Devo dire sogniamo con la i o sognamo senza? Il sistema morfologico dell’italiano vuole -iamo alla 1ª plurale del presente indicativo, perciò dovremmo mantenere la i desinenziale anche nei verbi con tema gn-: sogniamo, spegniamo. Ma, nonostante la regola, si sta oggi rafforzando nell’uso la tendenza a eliminare la i, per cui si oscilla. Il che non deve procurarci ansie. Rassegn(i)amoci. È uno dei tanti esempi di “incoerenze” che si avvertono tra la simmetria del sistema morfologico e quella del sistema fonetico-grafico.
Scelgo «diedi» o «detti»? La forma piú diffusa e comune è certamente la prima, dal perfetto latino dedi, che secondo la regola ha prodotto l’italiano «diedi». «Detti» però non è un errore. È anche storicamente giustificabile. Apparteneva già al fiorentino del Duecento, si diffonde nel Quattrocento, dopo essersi formato per analogia sugli altri passati remoti in -etti (vendetti, perdetti). E l’analogia, come abbiamo visto, spiega molte anomalie, e molti mutamenti. Per esempio, la 1ª persona dell’imperfetto è oggi io lodavo, mentre Dante, Petrarca, Boccaccio scrivevano io lodava. Lodava è la forma regolare, deriva dal lat. laudaba(m), e difatti nel fiorentino antico e nei nostri autori del Trecento abbiamo io lodava. Poi, nel Quattrocento, pare per influenza del toscano lucchese e senese, entra negli scritti piú popolari (Pulci, Berni, Cellini) la desinenza in -o, per analogia con quella del presente. Alla desinenza in -a resteranno a lungo fedeli i non toscani, che seguivano i trecentisti e non sentivano come i fiorentini del Cinquecento l’influenza del parlato della propria città. L’imperfetto in -a dura almeno sino a D’Annunzio. Pascoli ancora oscilla (ma secondo precisi criteri, a parere di Andrea Bocchi). Però Manzoni già aveva mutato la -a delle prime edizioni dei Promessi sposi (1825, 1827) in -o (1840), contribuendo grandemente alla diffusione dell’imperfetto in -o, che è ora la norma.

:::::

*CONSEGNA 1*. Ricopia dal brano sulle forme verbali dell'italiano tutto il tratto che va da "Devo dire sogniamo" fino a "del sistema fonetico-grafico.".
*CONSEGNA 2*. Continua il brano sulle forme verbali dell'italiano dopo la sua ultima frase.

*DATI FORNITI*.
:::::

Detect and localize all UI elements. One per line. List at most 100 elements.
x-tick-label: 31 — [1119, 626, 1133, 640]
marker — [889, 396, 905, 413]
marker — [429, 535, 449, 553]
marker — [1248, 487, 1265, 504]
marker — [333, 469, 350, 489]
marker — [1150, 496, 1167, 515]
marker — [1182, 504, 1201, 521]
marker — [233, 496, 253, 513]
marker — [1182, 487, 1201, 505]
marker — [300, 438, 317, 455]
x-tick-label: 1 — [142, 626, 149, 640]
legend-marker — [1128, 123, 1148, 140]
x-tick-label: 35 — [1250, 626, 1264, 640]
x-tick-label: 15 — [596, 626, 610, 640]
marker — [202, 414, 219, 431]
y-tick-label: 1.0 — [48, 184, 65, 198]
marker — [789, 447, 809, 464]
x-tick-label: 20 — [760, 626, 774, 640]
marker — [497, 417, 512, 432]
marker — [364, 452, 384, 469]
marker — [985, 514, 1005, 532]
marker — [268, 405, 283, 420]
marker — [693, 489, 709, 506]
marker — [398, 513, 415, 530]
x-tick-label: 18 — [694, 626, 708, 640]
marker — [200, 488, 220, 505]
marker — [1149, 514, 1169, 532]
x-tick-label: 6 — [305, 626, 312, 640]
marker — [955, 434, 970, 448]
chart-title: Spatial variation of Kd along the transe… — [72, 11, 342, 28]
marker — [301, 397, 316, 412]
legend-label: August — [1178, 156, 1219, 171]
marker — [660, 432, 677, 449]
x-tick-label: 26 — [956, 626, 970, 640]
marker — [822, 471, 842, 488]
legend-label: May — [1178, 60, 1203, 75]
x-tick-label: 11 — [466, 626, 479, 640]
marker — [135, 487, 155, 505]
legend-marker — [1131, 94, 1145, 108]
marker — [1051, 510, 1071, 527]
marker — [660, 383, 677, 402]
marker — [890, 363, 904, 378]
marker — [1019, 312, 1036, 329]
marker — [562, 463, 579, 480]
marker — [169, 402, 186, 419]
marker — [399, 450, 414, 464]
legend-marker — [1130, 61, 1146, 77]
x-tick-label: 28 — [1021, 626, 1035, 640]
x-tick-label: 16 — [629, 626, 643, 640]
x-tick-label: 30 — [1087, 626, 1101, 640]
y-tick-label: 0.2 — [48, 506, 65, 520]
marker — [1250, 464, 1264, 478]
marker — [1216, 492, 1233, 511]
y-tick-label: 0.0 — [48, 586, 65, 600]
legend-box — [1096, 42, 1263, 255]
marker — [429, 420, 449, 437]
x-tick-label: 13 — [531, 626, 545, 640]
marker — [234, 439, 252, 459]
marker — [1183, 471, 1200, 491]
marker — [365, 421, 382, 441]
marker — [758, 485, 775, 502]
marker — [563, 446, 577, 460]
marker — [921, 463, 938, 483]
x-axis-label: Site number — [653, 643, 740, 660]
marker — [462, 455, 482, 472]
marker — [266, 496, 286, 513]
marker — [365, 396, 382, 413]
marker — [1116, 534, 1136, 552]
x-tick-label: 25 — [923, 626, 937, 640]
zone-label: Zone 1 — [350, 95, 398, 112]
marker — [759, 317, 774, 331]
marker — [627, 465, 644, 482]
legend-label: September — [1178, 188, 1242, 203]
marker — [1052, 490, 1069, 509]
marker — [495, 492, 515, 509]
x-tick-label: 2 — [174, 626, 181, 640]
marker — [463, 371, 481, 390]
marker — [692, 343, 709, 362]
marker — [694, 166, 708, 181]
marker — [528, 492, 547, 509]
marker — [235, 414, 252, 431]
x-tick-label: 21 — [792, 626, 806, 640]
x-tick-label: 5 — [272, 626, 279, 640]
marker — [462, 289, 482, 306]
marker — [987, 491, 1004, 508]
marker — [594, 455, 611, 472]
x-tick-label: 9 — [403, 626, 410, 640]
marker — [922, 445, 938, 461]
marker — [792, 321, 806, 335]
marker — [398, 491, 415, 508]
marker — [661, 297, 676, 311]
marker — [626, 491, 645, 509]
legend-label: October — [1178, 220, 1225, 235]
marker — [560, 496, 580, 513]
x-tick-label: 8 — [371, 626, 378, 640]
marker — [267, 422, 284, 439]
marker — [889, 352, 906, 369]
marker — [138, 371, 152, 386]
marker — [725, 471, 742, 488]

:::::

*RISULTATO 1*.
Devo dire sogniamo con la i o sognamo senza? Il sistema morfologico dell’italiano vuole -iamo alla 1ª plurale del presente indicativo, perciò dovremmo mantenere la i desinenziale anche nei verbi con tema gn-: sogniamo, spegniamo. Ma, nonostante la regola, si sta oggi rafforzando nell’uso la tendenza a eliminare la i, per cui si oscilla. Il che non deve procurarci ansie. Rassegn(i)amoci. È uno dei tanti esempi di “incoerenze” che si avvertono tra la simmetria del sistema morfologico e quella del sistema fonetico-grafico.

*RISULTATO 2*.
Altra controversa doppia possibilità: meglio dire «ha piovuto» o «è piovuto»? Con i verbi «meteorologici» (piovere, nevicare, grandinare, tuonare, lampeggiare) un tempo le grammatiche prescrivevano essere, ma nella realtà ora l’uso dell’ausiliare è oscillante: «è piovuto questa notte» ma anche «ha piovuto tutto l’inverno»; «stamattina è grandinato», ma anche «ha grandinato»; «è nevicato per tutto il giorno», ma anche «ha nevicato».
Intravedo sul volto del lettore rinnovate venature di delusione. Sta giurando in cuor suo che è meglio non interpellare un linguista in fatto di lingua… Ma, contro le vicende di una lingua e la sua storia, le sue vischiosità e “illogiche” asimmetrie, c’è ben poco da obiettare.
4. Spegnere o spengere?
I delusi hanno un’idea sbagliata della lingua, la immaginano come un computer, del quale prima vengono stabilite le regole (la grammatica), poi quelle regole usate. Capita invece il contrario: prima le lingue sono usate, e soltanto in un secondo tempo i grammatici ne traggono delle regole. In grammatica, come nel diritto, prima si sono formati i casi, di qui sono nate le norme, che vanno naturalmente legittimate. Ma succede che le regole rispetto all’uso vivo sono sempre incomplete: di qui le derive, le “disturbanti” doppie possibilità. La lingua è certamente una struttura da analizzare e da smontare come una macchina, lo si fa per capire come sono formate le sue parti, come sono disposte e collegate, ma nel suo funzionamento reale una lingua non è affatto una macchina con parti assemblate secondo uno schema preciso, ferreo. La lingua non è il progetto di un lucido architetto, un progetto cosciente di un singolo o di un gruppo. Non esistono sulla terra i costruttori di lingue. Anche se macchina perfetta e potente, una lingua è il risultato di un numero enorme di cambiamenti verificatisi nel corso dei secoli per motivi svariati. È un prodotto della storia. Attraverso i tempi conserva la sua struttura ma trascina con sé disimmetrie e oscillazioni.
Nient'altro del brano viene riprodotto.